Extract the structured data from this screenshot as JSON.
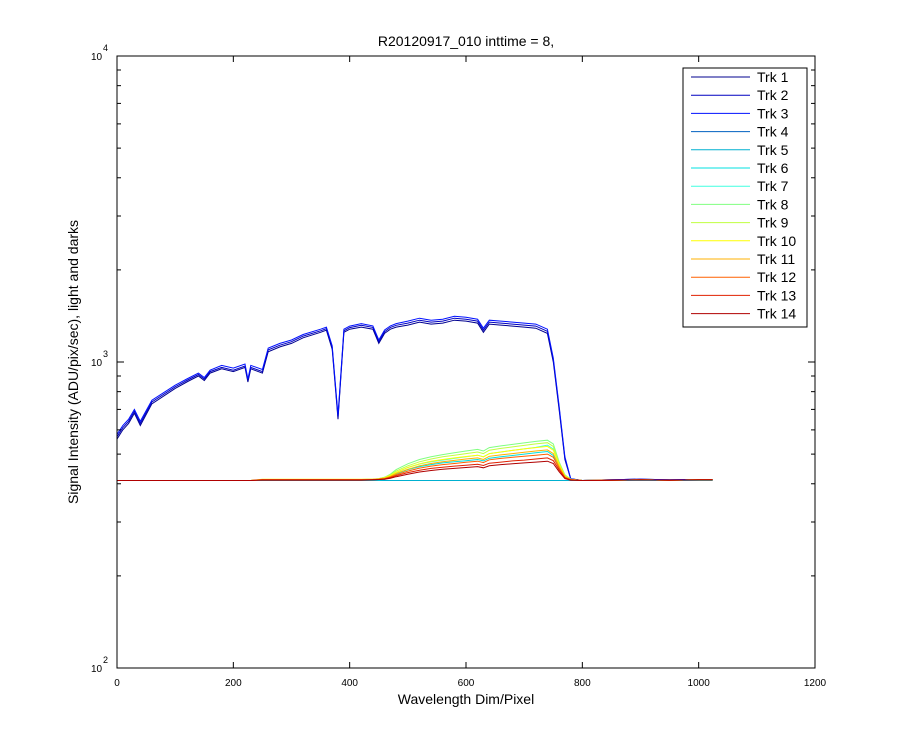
{
  "chart_data": {
    "type": "line",
    "title": "R20120917_010 inttime = 8,",
    "xlabel": "Wavelength Dim/Pixel",
    "ylabel": "Signal Intensity (ADU/pix/sec), light and darks",
    "xlim": [
      0,
      1200
    ],
    "ylim": [
      100,
      10000
    ],
    "yscale": "log",
    "grid": false,
    "legend_position": "top-right",
    "x_ticks": [
      0,
      200,
      400,
      600,
      800,
      1000,
      1200
    ],
    "x_tick_labels": [
      "0",
      "200",
      "400",
      "600",
      "800",
      "1000",
      "1200"
    ],
    "y_ticks": [
      100,
      1000,
      10000
    ],
    "y_tick_base": "10",
    "y_tick_exponents": [
      "2",
      "3",
      "4"
    ],
    "x": [
      0,
      10,
      20,
      30,
      40,
      60,
      100,
      120,
      140,
      150,
      160,
      180,
      200,
      220,
      225,
      230,
      250,
      260,
      280,
      300,
      320,
      350,
      360,
      370,
      380,
      390,
      400,
      420,
      440,
      450,
      460,
      470,
      480,
      500,
      520,
      540,
      560,
      580,
      600,
      620,
      630,
      640,
      660,
      680,
      700,
      720,
      740,
      750,
      760,
      770,
      780,
      800,
      850,
      900,
      950,
      1000,
      1024
    ],
    "series": [
      {
        "name": "Trk 1",
        "color": "#00008f",
        "values": [
          560,
          600,
          630,
          680,
          620,
          730,
          820,
          860,
          900,
          870,
          920,
          950,
          930,
          960,
          860,
          950,
          920,
          1080,
          1120,
          1150,
          1200,
          1250,
          1270,
          1100,
          650,
          1250,
          1280,
          1300,
          1280,
          1150,
          1240,
          1280,
          1300,
          1320,
          1350,
          1330,
          1340,
          1370,
          1360,
          1340,
          1250,
          1330,
          1320,
          1310,
          1300,
          1290,
          1240,
          1000,
          700,
          480,
          415,
          410,
          412,
          414,
          412,
          413,
          413
        ]
      },
      {
        "name": "Trk 2",
        "color": "#0000c0",
        "values": [
          570,
          610,
          640,
          690,
          630,
          740,
          830,
          870,
          910,
          880,
          930,
          960,
          940,
          970,
          870,
          960,
          930,
          1095,
          1135,
          1165,
          1215,
          1265,
          1285,
          1115,
          660,
          1265,
          1295,
          1318,
          1297,
          1165,
          1256,
          1297,
          1318,
          1340,
          1370,
          1350,
          1360,
          1390,
          1380,
          1360,
          1270,
          1350,
          1340,
          1330,
          1320,
          1310,
          1260,
          1015,
          710,
          485,
          415,
          410,
          412,
          414,
          412,
          413,
          413
        ]
      },
      {
        "name": "Trk 3",
        "color": "#0010ff",
        "values": [
          580,
          620,
          650,
          700,
          640,
          750,
          840,
          880,
          920,
          890,
          940,
          975,
          955,
          985,
          880,
          975,
          945,
          1110,
          1150,
          1180,
          1230,
          1280,
          1300,
          1130,
          670,
          1280,
          1310,
          1335,
          1312,
          1180,
          1272,
          1312,
          1335,
          1360,
          1390,
          1370,
          1380,
          1410,
          1400,
          1380,
          1290,
          1370,
          1360,
          1350,
          1340,
          1330,
          1280,
          1030,
          720,
          490,
          416,
          410,
          412,
          414,
          412,
          413,
          413
        ]
      },
      {
        "name": "Trk 4",
        "color": "#0060c0",
        "values": [
          410,
          410,
          410,
          410,
          410,
          410,
          410,
          410,
          410,
          410,
          410,
          410,
          410,
          410,
          410,
          410,
          410,
          410,
          410,
          410,
          410,
          410,
          410,
          410,
          410,
          410,
          410,
          410,
          410,
          410,
          410,
          410,
          410,
          410,
          410,
          410,
          410,
          410,
          410,
          410,
          410,
          410,
          410,
          410,
          410,
          410,
          410,
          410,
          410,
          410,
          410,
          410,
          410,
          410,
          410,
          410,
          410
        ]
      },
      {
        "name": "Trk 5",
        "color": "#00b0d0",
        "values": [
          410,
          410,
          410,
          410,
          410,
          410,
          410,
          410,
          410,
          410,
          410,
          410,
          410,
          410,
          410,
          410,
          410,
          410,
          410,
          410,
          410,
          410,
          410,
          410,
          410,
          410,
          410,
          410,
          410,
          410,
          410,
          410,
          410,
          410,
          410,
          410,
          410,
          410,
          410,
          410,
          410,
          410,
          410,
          410,
          410,
          410,
          410,
          410,
          410,
          410,
          410,
          410,
          410,
          410,
          410,
          410,
          410
        ]
      },
      {
        "name": "Trk 6",
        "color": "#00e0e0",
        "values": [
          410,
          410,
          410,
          410,
          410,
          410,
          410,
          410,
          410,
          410,
          410,
          410,
          410,
          410,
          410,
          410,
          411,
          411,
          411,
          411,
          411,
          411,
          411,
          411,
          411,
          411,
          411,
          411,
          412,
          412,
          413,
          420,
          430,
          445,
          455,
          462,
          468,
          472,
          476,
          480,
          475,
          485,
          490,
          495,
          500,
          505,
          510,
          495,
          450,
          420,
          412,
          410,
          411,
          412,
          411,
          412,
          412
        ]
      },
      {
        "name": "Trk 7",
        "color": "#40ffe0",
        "values": [
          410,
          410,
          410,
          410,
          410,
          410,
          410,
          410,
          410,
          410,
          410,
          410,
          410,
          410,
          410,
          410,
          412,
          412,
          412,
          412,
          412,
          412,
          412,
          412,
          412,
          412,
          412,
          412,
          413,
          414,
          416,
          424,
          435,
          452,
          464,
          472,
          478,
          484,
          490,
          496,
          490,
          502,
          508,
          514,
          520,
          526,
          535,
          520,
          462,
          424,
          413,
          410,
          411,
          412,
          411,
          412,
          412
        ]
      },
      {
        "name": "Trk 8",
        "color": "#80ff80",
        "values": [
          410,
          410,
          410,
          410,
          410,
          410,
          410,
          410,
          410,
          410,
          410,
          410,
          410,
          410,
          410,
          410,
          413,
          413,
          413,
          413,
          413,
          413,
          413,
          413,
          413,
          413,
          413,
          413,
          414,
          416,
          420,
          430,
          445,
          465,
          480,
          490,
          498,
          505,
          512,
          518,
          512,
          525,
          532,
          538,
          544,
          550,
          555,
          540,
          472,
          428,
          414,
          410,
          411,
          412,
          411,
          412,
          412
        ]
      },
      {
        "name": "Trk 9",
        "color": "#c0ff40",
        "values": [
          410,
          410,
          410,
          410,
          410,
          410,
          410,
          410,
          410,
          410,
          410,
          410,
          410,
          410,
          410,
          410,
          413,
          413,
          413,
          413,
          413,
          413,
          413,
          413,
          413,
          413,
          413,
          413,
          414,
          416,
          420,
          428,
          440,
          458,
          472,
          482,
          490,
          496,
          502,
          508,
          502,
          515,
          522,
          528,
          534,
          540,
          545,
          530,
          468,
          426,
          414,
          410,
          411,
          412,
          411,
          412,
          412
        ]
      },
      {
        "name": "Trk 10",
        "color": "#ffff00",
        "values": [
          410,
          410,
          410,
          410,
          410,
          410,
          410,
          410,
          410,
          410,
          410,
          410,
          410,
          410,
          410,
          410,
          414,
          414,
          414,
          414,
          414,
          414,
          414,
          414,
          414,
          414,
          414,
          414,
          414,
          415,
          418,
          425,
          436,
          452,
          465,
          474,
          480,
          486,
          491,
          496,
          490,
          502,
          508,
          514,
          520,
          525,
          530,
          515,
          462,
          424,
          413,
          410,
          411,
          412,
          411,
          412,
          412
        ]
      },
      {
        "name": "Trk 11",
        "color": "#ffb000",
        "values": [
          410,
          410,
          410,
          410,
          410,
          410,
          410,
          410,
          410,
          410,
          410,
          410,
          410,
          410,
          410,
          410,
          413,
          413,
          413,
          413,
          413,
          413,
          413,
          413,
          413,
          413,
          413,
          413,
          414,
          415,
          417,
          423,
          432,
          446,
          458,
          466,
          472,
          477,
          482,
          486,
          480,
          492,
          497,
          502,
          507,
          512,
          516,
          502,
          456,
          422,
          413,
          410,
          411,
          412,
          411,
          412,
          412
        ]
      },
      {
        "name": "Trk 12",
        "color": "#ff6000",
        "values": [
          410,
          410,
          410,
          410,
          410,
          410,
          410,
          410,
          410,
          410,
          410,
          410,
          410,
          410,
          410,
          410,
          412,
          412,
          412,
          412,
          412,
          412,
          412,
          412,
          412,
          412,
          412,
          412,
          413,
          414,
          416,
          421,
          428,
          440,
          450,
          457,
          462,
          466,
          470,
          474,
          469,
          479,
          484,
          488,
          492,
          496,
          500,
          488,
          450,
          420,
          412,
          410,
          411,
          412,
          411,
          412,
          412
        ]
      },
      {
        "name": "Trk 13",
        "color": "#e02000",
        "values": [
          410,
          410,
          410,
          410,
          410,
          410,
          410,
          410,
          410,
          410,
          410,
          410,
          410,
          410,
          410,
          410,
          412,
          412,
          412,
          412,
          412,
          412,
          412,
          412,
          412,
          412,
          412,
          412,
          412,
          413,
          415,
          419,
          425,
          435,
          443,
          449,
          453,
          457,
          460,
          463,
          459,
          467,
          471,
          475,
          478,
          482,
          486,
          476,
          444,
          418,
          412,
          410,
          411,
          412,
          411,
          412,
          412
        ]
      },
      {
        "name": "Trk 14",
        "color": "#b00000",
        "values": [
          410,
          410,
          410,
          410,
          410,
          410,
          410,
          410,
          410,
          410,
          410,
          410,
          410,
          410,
          410,
          410,
          411,
          411,
          411,
          411,
          411,
          411,
          411,
          411,
          411,
          411,
          411,
          411,
          412,
          413,
          414,
          417,
          422,
          430,
          437,
          442,
          446,
          449,
          452,
          455,
          451,
          458,
          462,
          465,
          468,
          471,
          474,
          466,
          438,
          416,
          411,
          410,
          411,
          412,
          411,
          412,
          412
        ]
      }
    ]
  }
}
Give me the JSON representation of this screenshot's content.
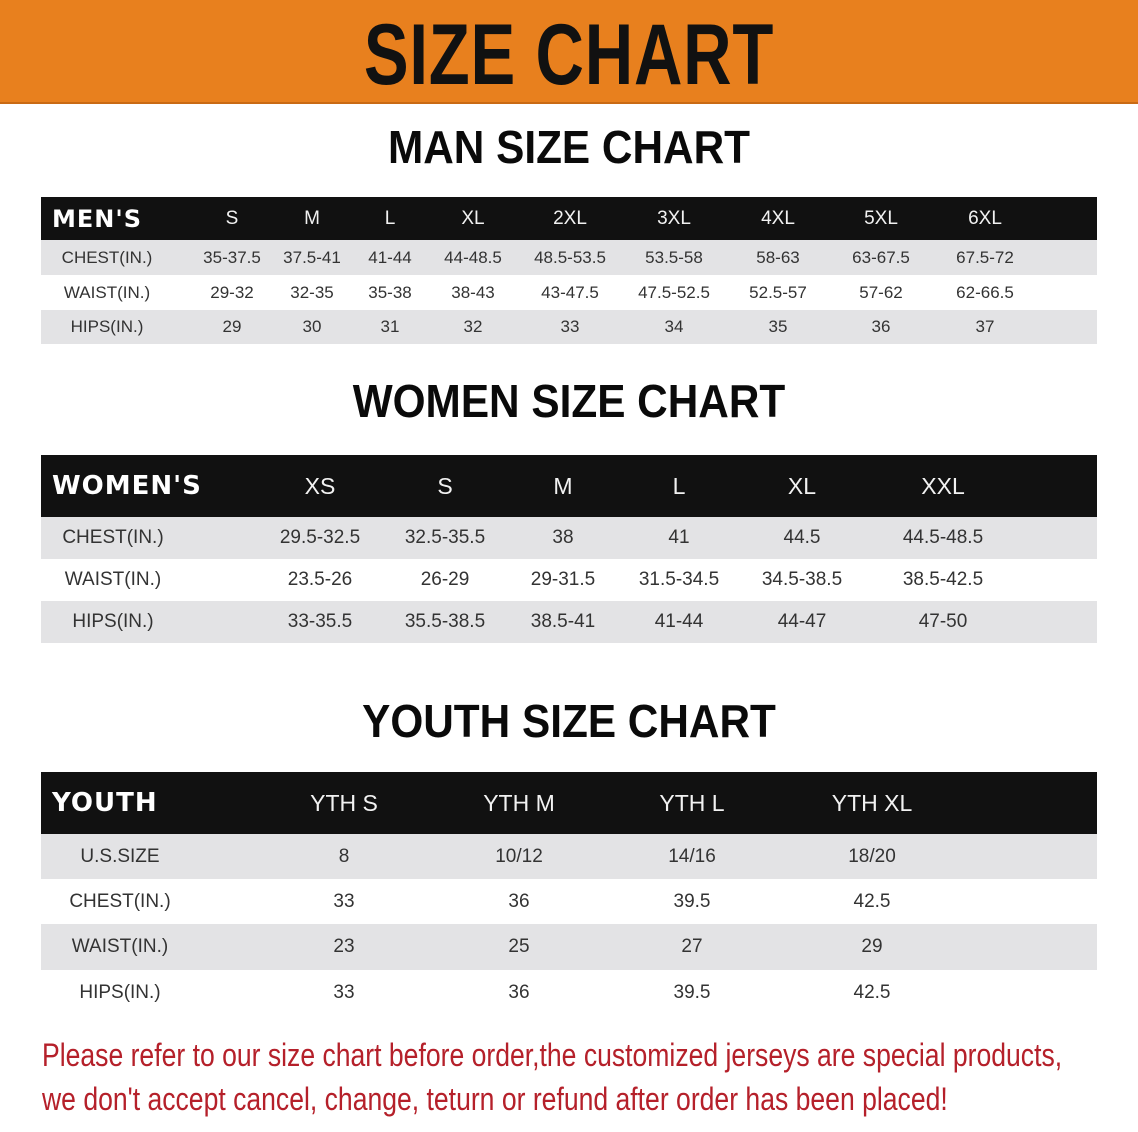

EXERCISE ->
From the data, collect all lines where the string "screenshot" appears.

RESPONSE TO THIS EXERCISE ->
Extract the structured data from this screenshot as JSON.
Give me the JSON representation of this screenshot's content.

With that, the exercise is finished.